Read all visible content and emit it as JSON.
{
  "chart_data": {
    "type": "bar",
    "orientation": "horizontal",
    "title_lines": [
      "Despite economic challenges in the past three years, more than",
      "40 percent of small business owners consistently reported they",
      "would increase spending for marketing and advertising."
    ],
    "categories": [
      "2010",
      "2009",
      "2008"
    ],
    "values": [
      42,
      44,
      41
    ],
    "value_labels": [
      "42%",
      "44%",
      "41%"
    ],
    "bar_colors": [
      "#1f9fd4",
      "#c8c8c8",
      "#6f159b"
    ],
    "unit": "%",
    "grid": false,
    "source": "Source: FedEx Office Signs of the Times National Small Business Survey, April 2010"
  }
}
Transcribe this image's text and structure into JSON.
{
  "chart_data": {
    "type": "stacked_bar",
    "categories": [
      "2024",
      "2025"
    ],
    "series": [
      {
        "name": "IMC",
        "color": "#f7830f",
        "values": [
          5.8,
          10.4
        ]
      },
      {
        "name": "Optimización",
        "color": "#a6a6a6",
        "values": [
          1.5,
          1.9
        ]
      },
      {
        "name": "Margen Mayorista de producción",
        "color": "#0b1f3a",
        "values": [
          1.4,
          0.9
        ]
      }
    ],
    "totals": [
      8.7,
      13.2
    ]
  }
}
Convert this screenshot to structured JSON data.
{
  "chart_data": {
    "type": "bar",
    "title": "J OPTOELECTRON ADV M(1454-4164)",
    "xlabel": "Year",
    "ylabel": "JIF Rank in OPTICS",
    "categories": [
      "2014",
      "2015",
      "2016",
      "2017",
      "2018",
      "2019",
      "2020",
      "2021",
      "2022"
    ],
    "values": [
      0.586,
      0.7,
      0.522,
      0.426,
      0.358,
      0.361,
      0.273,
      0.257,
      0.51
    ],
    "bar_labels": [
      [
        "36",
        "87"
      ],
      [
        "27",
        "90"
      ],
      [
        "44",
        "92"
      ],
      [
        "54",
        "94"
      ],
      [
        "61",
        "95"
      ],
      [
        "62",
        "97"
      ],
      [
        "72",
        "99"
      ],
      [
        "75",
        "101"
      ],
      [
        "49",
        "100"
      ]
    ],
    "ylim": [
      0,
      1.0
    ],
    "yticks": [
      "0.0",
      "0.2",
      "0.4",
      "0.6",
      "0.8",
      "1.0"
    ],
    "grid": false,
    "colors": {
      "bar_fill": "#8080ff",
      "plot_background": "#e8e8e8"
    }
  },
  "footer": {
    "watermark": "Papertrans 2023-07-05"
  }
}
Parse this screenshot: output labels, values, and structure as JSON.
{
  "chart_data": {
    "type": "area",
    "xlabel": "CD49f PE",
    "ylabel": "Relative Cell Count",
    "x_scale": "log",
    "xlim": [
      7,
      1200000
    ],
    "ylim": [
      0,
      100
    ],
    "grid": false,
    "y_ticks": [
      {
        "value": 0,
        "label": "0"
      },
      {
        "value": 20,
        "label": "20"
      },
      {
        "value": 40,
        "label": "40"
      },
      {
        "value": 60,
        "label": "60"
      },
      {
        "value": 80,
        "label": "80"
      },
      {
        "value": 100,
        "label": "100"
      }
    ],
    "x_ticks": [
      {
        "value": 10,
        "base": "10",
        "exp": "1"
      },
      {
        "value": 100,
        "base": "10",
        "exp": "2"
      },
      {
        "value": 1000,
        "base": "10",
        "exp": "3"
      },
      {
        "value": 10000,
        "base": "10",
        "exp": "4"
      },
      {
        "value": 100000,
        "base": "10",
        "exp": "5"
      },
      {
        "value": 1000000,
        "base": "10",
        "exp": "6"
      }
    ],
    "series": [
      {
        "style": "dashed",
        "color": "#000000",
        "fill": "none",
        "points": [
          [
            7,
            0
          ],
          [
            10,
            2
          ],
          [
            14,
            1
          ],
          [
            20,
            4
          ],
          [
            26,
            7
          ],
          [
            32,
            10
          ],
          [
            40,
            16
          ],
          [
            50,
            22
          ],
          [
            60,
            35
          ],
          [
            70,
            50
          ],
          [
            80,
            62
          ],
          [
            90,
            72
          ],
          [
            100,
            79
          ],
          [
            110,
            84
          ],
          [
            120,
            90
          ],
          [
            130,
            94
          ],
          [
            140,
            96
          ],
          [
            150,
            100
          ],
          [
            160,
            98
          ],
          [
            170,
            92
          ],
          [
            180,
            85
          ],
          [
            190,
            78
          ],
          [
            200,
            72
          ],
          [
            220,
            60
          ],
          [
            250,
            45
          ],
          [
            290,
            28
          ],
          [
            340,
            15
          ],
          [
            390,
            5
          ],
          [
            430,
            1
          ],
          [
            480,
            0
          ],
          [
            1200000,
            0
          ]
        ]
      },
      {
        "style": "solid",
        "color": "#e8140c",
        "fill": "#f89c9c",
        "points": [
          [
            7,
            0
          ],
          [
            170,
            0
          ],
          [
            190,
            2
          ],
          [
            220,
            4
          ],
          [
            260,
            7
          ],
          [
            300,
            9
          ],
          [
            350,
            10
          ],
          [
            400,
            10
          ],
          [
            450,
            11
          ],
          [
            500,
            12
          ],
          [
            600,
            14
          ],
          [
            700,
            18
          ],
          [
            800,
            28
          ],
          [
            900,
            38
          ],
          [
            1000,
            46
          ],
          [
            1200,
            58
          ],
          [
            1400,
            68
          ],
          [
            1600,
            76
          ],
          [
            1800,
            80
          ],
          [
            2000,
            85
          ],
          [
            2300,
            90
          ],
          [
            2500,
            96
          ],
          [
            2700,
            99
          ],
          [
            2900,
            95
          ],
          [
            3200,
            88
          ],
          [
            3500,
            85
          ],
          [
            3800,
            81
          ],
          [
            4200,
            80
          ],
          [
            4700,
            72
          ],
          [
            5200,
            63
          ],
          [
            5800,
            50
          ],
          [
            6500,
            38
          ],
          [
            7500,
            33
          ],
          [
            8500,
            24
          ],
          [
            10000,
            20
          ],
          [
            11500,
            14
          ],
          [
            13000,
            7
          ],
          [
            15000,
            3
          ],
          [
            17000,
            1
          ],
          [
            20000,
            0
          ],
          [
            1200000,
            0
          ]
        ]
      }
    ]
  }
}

***

Stated problem:
Repeat the data above exactly.

Full output:
Read all visible content and emit it as JSON.
{
  "chart_data": {
    "type": "bar",
    "orientation": "horizontal",
    "title_lines": [
      "Despite economic challenges in the past three years, more than",
      "40 percent of small business owners consistently reported they",
      "would increase spending for marketing and advertising."
    ],
    "categories": [
      "2010",
      "2009",
      "2008"
    ],
    "values": [
      42,
      44,
      41
    ],
    "value_labels": [
      "42%",
      "44%",
      "41%"
    ],
    "bar_colors": [
      "#1f9fd4",
      "#c8c8c8",
      "#6f159b"
    ],
    "unit": "%",
    "grid": false,
    "source": "Source: FedEx Office Signs of the Times National Small Business Survey, April 2010"
  }
}
Transcribe this image's text and structure into JSON.
{
  "chart_data": {
    "type": "stacked_bar",
    "categories": [
      "2024",
      "2025"
    ],
    "series": [
      {
        "name": "IMC",
        "color": "#f7830f",
        "values": [
          5.8,
          10.4
        ]
      },
      {
        "name": "Optimización",
        "color": "#a6a6a6",
        "values": [
          1.5,
          1.9
        ]
      },
      {
        "name": "Margen Mayorista de producción",
        "color": "#0b1f3a",
        "values": [
          1.4,
          0.9
        ]
      }
    ],
    "totals": [
      8.7,
      13.2
    ]
  }
}
Convert this screenshot to structured JSON data.
{
  "chart_data": {
    "type": "bar",
    "title": "J OPTOELECTRON ADV M(1454-4164)",
    "xlabel": "Year",
    "ylabel": "JIF Rank in OPTICS",
    "categories": [
      "2014",
      "2015",
      "2016",
      "2017",
      "2018",
      "2019",
      "2020",
      "2021",
      "2022"
    ],
    "values": [
      0.586,
      0.7,
      0.522,
      0.426,
      0.358,
      0.361,
      0.273,
      0.257,
      0.51
    ],
    "bar_labels": [
      [
        "36",
        "87"
      ],
      [
        "27",
        "90"
      ],
      [
        "44",
        "92"
      ],
      [
        "54",
        "94"
      ],
      [
        "61",
        "95"
      ],
      [
        "62",
        "97"
      ],
      [
        "72",
        "99"
      ],
      [
        "75",
        "101"
      ],
      [
        "49",
        "100"
      ]
    ],
    "ylim": [
      0,
      1.0
    ],
    "yticks": [
      "0.0",
      "0.2",
      "0.4",
      "0.6",
      "0.8",
      "1.0"
    ],
    "grid": false,
    "colors": {
      "bar_fill": "#8080ff",
      "plot_background": "#e8e8e8"
    }
  },
  "footer": {
    "watermark": "Papertrans 2023-07-05"
  }
}
Parse this screenshot: output labels, values, and structure as JSON.
{
  "chart_data": {
    "type": "area",
    "xlabel": "CD49f PE",
    "ylabel": "Relative Cell Count",
    "x_scale": "log",
    "xlim": [
      7,
      1200000
    ],
    "ylim": [
      0,
      100
    ],
    "grid": false,
    "y_ticks": [
      {
        "value": 0,
        "label": "0"
      },
      {
        "value": 20,
        "label": "20"
      },
      {
        "value": 40,
        "label": "40"
      },
      {
        "value": 60,
        "label": "60"
      },
      {
        "value": 80,
        "label": "80"
      },
      {
        "value": 100,
        "label": "100"
      }
    ],
    "x_ticks": [
      {
        "value": 10,
        "base": "10",
        "exp": "1"
      },
      {
        "value": 100,
        "base": "10",
        "exp": "2"
      },
      {
        "value": 1000,
        "base": "10",
        "exp": "3"
      },
      {
        "value": 10000,
        "base": "10",
        "exp": "4"
      },
      {
        "value": 100000,
        "base": "10",
        "exp": "5"
      },
      {
        "value": 1000000,
        "base": "10",
        "exp": "6"
      }
    ],
    "series": [
      {
        "style": "dashed",
        "color": "#000000",
        "fill": "none",
        "points": [
          [
            7,
            0
          ],
          [
            10,
            2
          ],
          [
            14,
            1
          ],
          [
            20,
            4
          ],
          [
            26,
            7
          ],
          [
            32,
            10
          ],
          [
            40,
            16
          ],
          [
            50,
            22
          ],
          [
            60,
            35
          ],
          [
            70,
            50
          ],
          [
            80,
            62
          ],
          [
            90,
            72
          ],
          [
            100,
            79
          ],
          [
            110,
            84
          ],
          [
            120,
            90
          ],
          [
            130,
            94
          ],
          [
            140,
            96
          ],
          [
            150,
            100
          ],
          [
            160,
            98
          ],
          [
            170,
            92
          ],
          [
            180,
            85
          ],
          [
            190,
            78
          ],
          [
            200,
            72
          ],
          [
            220,
            60
          ],
          [
            250,
            45
          ],
          [
            290,
            28
          ],
          [
            340,
            15
          ],
          [
            390,
            5
          ],
          [
            430,
            1
          ],
          [
            480,
            0
          ],
          [
            1200000,
            0
          ]
        ]
      },
      {
        "style": "solid",
        "color": "#e8140c",
        "fill": "#f89c9c",
        "points": [
          [
            7,
            0
          ],
          [
            170,
            0
          ],
          [
            190,
            2
          ],
          [
            220,
            4
          ],
          [
            260,
            7
          ],
          [
            300,
            9
          ],
          [
            350,
            10
          ],
          [
            400,
            10
          ],
          [
            450,
            11
          ],
          [
            500,
            12
          ],
          [
            600,
            14
          ],
          [
            700,
            18
          ],
          [
            800,
            28
          ],
          [
            900,
            38
          ],
          [
            1000,
            46
          ],
          [
            1200,
            58
          ],
          [
            1400,
            68
          ],
          [
            1600,
            76
          ],
          [
            1800,
            80
          ],
          [
            2000,
            85
          ],
          [
            2300,
            90
          ],
          [
            2500,
            96
          ],
          [
            2700,
            99
          ],
          [
            2900,
            95
          ],
          [
            3200,
            88
          ],
          [
            3500,
            85
          ],
          [
            3800,
            81
          ],
          [
            4200,
            80
          ],
          [
            4700,
            72
          ],
          [
            5200,
            63
          ],
          [
            5800,
            50
          ],
          [
            6500,
            38
          ],
          [
            7500,
            33
          ],
          [
            8500,
            24
          ],
          [
            10000,
            20
          ],
          [
            11500,
            14
          ],
          [
            13000,
            7
          ],
          [
            15000,
            3
          ],
          [
            17000,
            1
          ],
          [
            20000,
            0
          ],
          [
            1200000,
            0
          ]
        ]
      }
    ]
  }
}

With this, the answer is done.